WRITTEN REQUEST
Among the entries below, count the lines that contain the word "name". Write down only the total.

PROVIDED ENTRIES
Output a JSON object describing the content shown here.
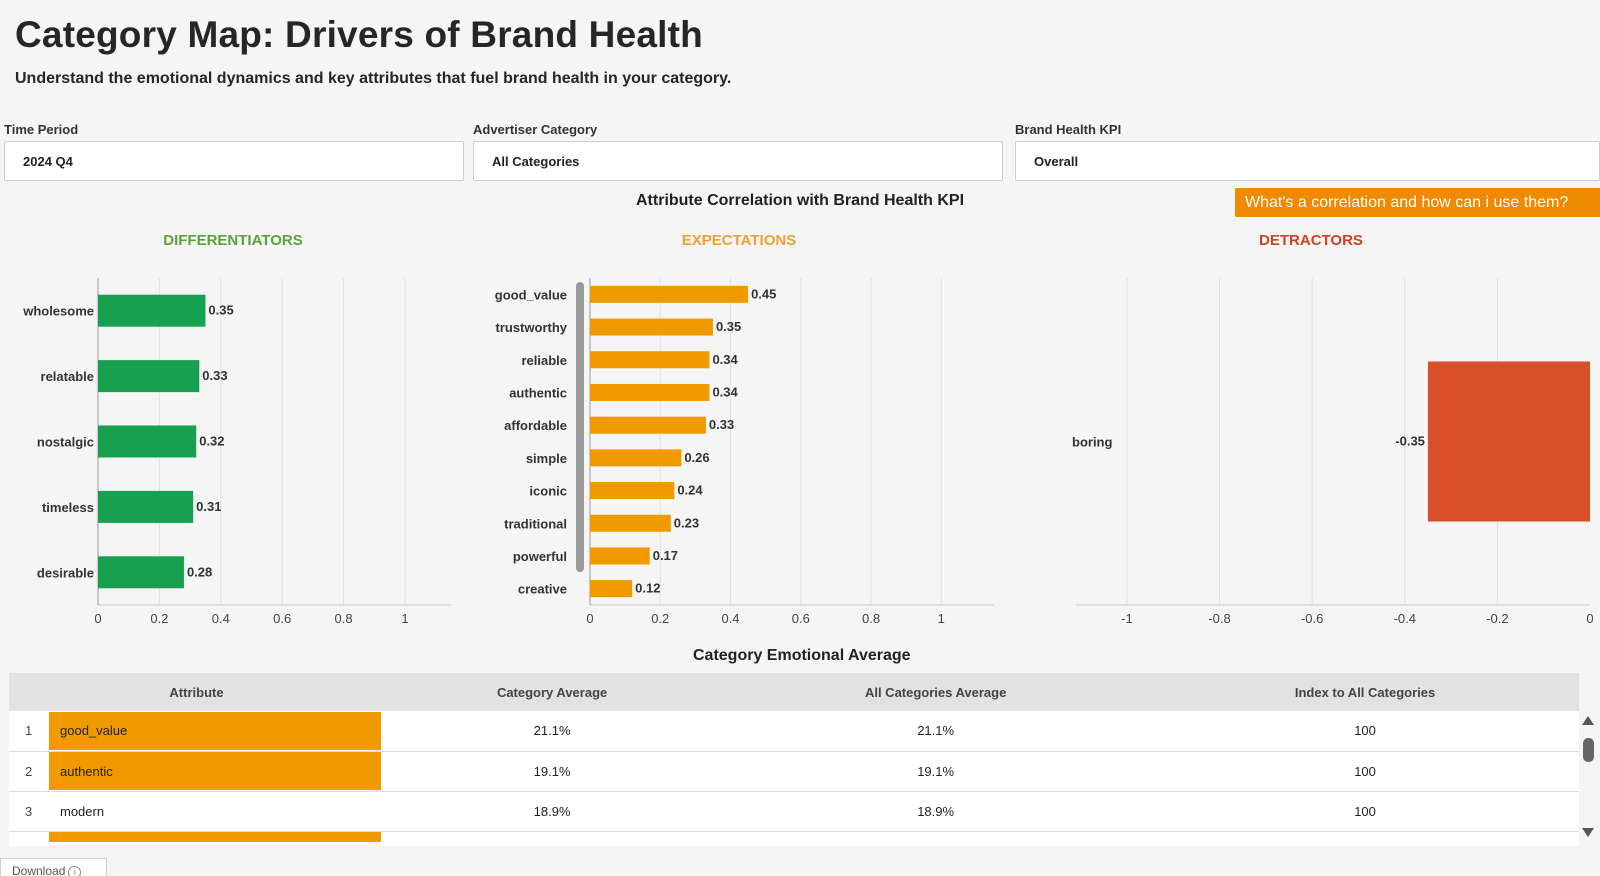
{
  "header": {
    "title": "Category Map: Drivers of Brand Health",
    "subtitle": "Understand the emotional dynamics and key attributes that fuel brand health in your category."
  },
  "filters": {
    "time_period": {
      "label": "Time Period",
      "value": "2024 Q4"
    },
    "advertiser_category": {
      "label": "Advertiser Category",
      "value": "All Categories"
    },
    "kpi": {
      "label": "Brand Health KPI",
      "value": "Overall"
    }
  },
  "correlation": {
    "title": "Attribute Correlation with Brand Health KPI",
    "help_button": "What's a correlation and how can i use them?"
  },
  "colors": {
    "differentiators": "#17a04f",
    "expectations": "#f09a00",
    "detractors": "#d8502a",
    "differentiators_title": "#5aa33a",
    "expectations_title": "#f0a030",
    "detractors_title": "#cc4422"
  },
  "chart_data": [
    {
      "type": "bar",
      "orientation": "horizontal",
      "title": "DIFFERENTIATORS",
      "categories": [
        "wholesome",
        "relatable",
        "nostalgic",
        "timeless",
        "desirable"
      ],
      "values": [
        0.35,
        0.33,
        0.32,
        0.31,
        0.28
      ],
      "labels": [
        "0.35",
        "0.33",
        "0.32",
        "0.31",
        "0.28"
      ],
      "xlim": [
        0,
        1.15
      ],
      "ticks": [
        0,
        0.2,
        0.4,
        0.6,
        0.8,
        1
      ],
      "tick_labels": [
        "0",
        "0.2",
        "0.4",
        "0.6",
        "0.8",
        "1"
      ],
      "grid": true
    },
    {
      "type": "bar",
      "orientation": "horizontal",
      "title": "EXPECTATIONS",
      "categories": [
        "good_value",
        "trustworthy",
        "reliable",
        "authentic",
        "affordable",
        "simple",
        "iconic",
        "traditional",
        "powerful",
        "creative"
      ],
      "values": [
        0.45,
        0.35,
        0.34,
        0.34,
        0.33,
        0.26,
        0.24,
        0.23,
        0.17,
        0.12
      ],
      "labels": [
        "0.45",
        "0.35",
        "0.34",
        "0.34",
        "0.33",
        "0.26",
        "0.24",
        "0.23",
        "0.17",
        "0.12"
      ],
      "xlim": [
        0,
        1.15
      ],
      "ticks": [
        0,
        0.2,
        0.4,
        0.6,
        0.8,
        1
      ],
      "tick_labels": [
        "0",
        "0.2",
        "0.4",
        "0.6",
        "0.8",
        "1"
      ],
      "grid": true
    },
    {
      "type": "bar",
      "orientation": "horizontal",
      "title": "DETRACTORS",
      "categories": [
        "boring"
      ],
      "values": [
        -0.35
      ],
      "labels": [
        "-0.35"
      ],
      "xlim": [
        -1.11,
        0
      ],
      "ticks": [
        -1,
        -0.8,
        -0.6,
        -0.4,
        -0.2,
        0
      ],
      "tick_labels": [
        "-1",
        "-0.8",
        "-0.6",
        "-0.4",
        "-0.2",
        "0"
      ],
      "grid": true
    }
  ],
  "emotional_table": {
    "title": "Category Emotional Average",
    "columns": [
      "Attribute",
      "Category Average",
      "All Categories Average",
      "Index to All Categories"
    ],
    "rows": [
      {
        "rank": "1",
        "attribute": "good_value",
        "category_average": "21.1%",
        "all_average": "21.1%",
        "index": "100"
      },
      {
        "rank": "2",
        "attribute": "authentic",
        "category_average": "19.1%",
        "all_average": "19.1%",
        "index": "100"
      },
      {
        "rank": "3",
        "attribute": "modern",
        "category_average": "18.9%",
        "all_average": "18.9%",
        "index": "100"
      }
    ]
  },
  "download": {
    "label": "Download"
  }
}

--

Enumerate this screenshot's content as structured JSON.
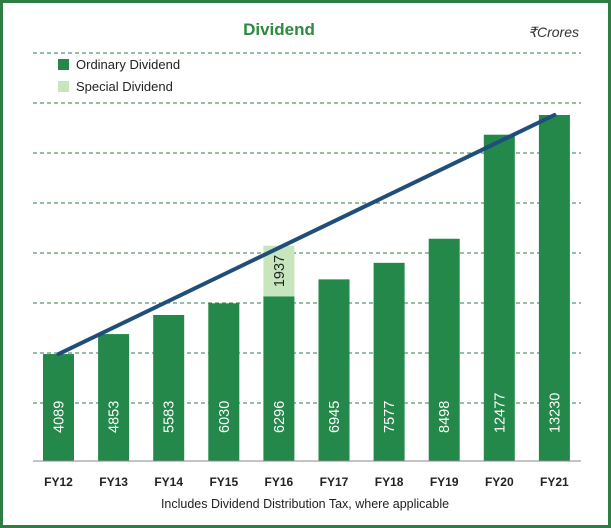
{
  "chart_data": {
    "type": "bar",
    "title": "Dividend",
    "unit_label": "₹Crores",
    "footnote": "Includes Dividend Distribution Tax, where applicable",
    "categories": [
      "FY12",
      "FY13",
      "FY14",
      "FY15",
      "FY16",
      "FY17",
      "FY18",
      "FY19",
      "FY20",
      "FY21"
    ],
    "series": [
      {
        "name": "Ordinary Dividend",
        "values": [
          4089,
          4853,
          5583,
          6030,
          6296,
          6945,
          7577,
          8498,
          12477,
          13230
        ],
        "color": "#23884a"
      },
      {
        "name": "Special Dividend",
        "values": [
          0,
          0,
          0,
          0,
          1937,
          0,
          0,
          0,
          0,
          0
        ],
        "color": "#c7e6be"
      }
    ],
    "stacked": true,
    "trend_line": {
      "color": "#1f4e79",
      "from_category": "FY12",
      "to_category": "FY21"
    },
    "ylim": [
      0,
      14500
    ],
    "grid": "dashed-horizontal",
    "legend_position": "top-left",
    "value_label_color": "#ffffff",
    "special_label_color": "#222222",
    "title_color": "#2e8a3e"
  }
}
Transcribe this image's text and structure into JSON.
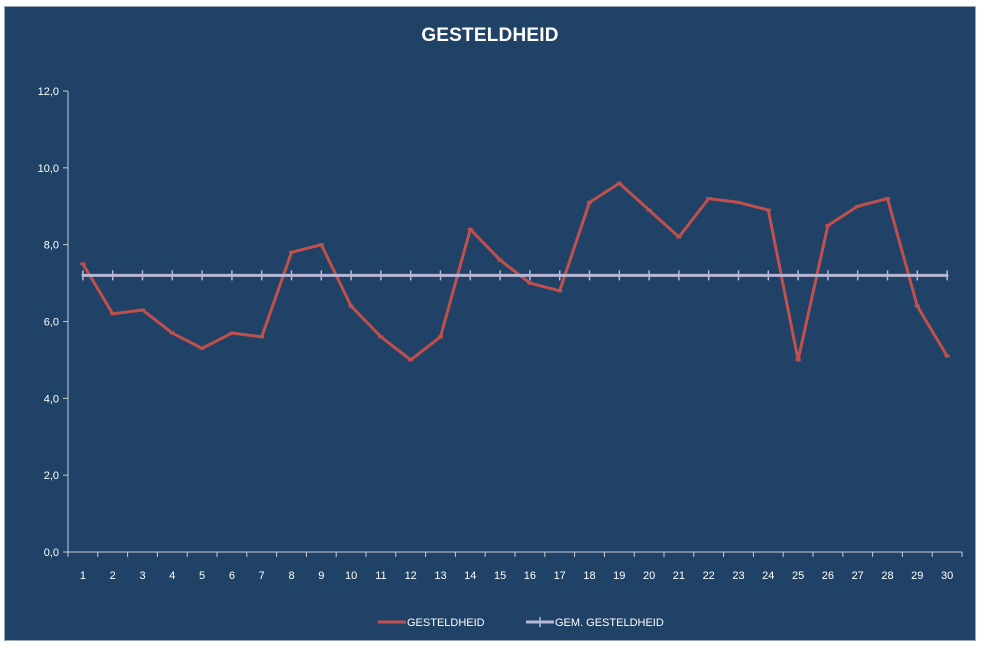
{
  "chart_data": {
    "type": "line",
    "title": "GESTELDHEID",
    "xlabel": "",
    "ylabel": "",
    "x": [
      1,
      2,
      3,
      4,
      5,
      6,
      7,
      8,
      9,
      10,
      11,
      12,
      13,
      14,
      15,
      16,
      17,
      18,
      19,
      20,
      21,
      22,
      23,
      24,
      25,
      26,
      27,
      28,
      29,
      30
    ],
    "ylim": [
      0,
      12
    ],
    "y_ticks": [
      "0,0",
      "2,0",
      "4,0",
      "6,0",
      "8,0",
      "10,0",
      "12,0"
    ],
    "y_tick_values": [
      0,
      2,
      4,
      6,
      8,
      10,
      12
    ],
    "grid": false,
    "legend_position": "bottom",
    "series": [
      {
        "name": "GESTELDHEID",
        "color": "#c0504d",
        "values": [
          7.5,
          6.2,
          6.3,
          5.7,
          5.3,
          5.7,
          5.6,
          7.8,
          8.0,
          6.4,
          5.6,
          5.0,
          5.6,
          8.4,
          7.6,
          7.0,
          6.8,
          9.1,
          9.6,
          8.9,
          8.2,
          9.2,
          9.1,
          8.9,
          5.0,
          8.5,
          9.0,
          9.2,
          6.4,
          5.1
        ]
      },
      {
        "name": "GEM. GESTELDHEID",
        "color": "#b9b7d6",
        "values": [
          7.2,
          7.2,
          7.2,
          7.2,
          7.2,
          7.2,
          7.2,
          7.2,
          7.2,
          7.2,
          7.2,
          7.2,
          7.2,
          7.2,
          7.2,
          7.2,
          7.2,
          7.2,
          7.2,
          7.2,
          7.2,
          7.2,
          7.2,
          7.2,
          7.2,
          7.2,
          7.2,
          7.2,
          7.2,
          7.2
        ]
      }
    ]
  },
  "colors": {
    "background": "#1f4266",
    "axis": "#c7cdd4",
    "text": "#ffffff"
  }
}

...

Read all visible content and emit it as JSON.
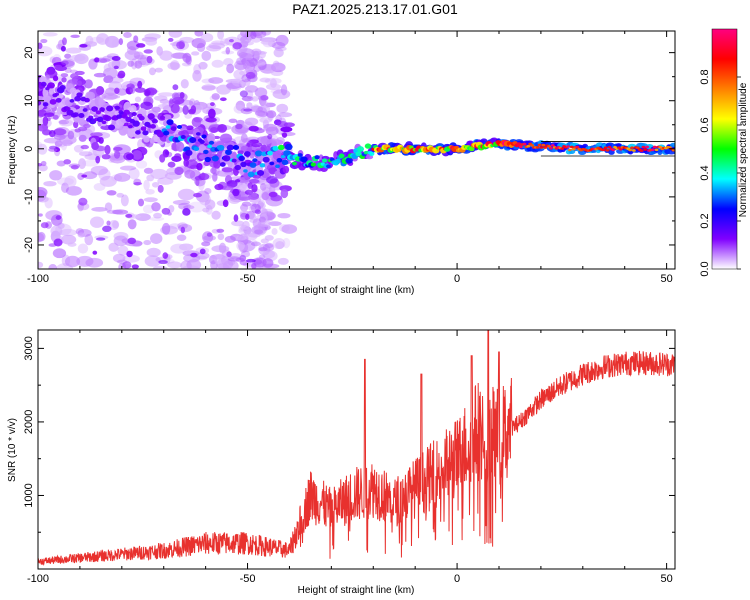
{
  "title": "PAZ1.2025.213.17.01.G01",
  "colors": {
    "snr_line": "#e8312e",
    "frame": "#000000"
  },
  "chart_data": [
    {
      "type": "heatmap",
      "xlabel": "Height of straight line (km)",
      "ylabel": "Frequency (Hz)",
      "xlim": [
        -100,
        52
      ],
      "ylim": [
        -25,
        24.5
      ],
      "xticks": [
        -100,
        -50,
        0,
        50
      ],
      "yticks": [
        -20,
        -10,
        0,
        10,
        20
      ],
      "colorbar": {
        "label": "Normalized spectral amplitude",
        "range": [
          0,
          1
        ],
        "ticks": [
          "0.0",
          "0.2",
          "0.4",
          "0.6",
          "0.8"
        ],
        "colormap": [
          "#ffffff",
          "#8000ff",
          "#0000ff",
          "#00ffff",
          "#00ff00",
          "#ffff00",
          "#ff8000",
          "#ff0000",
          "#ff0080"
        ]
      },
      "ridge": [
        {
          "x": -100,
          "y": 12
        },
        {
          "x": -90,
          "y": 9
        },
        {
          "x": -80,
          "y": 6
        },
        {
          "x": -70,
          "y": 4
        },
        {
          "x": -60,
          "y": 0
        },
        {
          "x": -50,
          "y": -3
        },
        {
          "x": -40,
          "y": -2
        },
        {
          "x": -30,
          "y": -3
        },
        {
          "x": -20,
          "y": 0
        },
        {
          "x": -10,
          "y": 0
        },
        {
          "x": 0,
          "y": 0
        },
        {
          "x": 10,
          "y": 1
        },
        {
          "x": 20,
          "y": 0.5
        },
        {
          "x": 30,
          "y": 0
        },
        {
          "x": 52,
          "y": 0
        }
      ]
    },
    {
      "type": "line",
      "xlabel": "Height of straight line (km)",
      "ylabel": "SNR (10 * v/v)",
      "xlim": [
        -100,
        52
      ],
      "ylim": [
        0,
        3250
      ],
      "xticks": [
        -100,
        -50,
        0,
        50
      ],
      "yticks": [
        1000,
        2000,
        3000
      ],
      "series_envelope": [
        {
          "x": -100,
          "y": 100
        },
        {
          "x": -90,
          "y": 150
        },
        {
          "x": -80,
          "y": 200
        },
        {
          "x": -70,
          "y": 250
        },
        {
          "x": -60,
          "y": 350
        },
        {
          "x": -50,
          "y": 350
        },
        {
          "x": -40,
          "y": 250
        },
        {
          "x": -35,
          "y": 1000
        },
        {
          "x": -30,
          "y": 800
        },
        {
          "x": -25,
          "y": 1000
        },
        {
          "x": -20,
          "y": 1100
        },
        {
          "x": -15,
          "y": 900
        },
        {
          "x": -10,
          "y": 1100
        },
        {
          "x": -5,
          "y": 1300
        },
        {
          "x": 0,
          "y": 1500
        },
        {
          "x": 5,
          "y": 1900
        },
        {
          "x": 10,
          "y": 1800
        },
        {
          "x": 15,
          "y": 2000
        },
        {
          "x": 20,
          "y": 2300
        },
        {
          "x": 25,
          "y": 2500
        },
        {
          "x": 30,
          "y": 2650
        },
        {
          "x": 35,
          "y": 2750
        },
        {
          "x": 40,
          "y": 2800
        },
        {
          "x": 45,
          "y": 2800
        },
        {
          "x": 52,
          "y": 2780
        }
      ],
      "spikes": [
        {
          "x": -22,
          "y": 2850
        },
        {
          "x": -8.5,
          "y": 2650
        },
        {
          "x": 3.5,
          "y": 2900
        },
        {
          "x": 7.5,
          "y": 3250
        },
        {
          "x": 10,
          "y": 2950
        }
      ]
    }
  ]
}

RIGHT ANSWER
4